▸ Material for this exercise
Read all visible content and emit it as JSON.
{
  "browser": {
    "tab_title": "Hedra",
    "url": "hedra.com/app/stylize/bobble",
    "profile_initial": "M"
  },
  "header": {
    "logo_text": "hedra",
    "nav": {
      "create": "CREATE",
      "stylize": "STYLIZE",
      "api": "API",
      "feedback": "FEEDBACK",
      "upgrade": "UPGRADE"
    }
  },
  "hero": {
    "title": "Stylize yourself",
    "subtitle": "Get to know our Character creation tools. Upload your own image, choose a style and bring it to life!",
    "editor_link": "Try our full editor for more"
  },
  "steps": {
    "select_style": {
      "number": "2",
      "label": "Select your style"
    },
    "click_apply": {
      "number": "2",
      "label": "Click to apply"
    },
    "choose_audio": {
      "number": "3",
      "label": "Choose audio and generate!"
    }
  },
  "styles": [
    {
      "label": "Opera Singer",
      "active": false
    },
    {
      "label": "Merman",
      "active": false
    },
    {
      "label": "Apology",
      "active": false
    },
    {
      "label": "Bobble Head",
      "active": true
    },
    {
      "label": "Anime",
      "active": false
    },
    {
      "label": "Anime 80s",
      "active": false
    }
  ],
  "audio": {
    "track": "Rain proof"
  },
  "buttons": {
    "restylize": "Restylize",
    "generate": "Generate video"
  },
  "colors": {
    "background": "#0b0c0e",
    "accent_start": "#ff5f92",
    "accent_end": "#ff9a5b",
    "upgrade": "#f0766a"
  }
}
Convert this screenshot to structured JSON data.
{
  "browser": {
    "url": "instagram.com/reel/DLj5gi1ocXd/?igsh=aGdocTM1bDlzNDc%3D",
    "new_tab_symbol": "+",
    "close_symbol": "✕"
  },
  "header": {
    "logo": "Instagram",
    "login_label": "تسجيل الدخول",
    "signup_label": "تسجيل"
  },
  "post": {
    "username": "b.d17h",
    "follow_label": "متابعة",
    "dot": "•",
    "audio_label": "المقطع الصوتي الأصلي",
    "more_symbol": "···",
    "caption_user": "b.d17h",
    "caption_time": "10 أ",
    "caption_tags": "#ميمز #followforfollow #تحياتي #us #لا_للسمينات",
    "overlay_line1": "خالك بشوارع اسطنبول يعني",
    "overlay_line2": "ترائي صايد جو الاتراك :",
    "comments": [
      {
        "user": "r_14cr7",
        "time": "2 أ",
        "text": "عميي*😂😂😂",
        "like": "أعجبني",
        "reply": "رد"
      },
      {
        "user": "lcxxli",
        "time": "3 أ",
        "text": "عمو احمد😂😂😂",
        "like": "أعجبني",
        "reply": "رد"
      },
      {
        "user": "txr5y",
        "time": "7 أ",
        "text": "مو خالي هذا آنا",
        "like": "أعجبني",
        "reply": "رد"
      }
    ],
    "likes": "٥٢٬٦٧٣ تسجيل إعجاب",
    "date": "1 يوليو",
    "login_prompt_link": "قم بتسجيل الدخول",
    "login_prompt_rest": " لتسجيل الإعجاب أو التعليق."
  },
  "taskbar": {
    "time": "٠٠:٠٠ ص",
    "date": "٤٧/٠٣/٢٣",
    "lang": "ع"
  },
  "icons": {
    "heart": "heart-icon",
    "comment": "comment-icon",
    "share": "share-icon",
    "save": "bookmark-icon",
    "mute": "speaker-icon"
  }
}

▸ Exercise description
Show, from the listing above, each line that contains the word "JSON".

▸ Result of the task
Read all visible content and emit it as JSON.
Convert this screenshot to structured JSON data.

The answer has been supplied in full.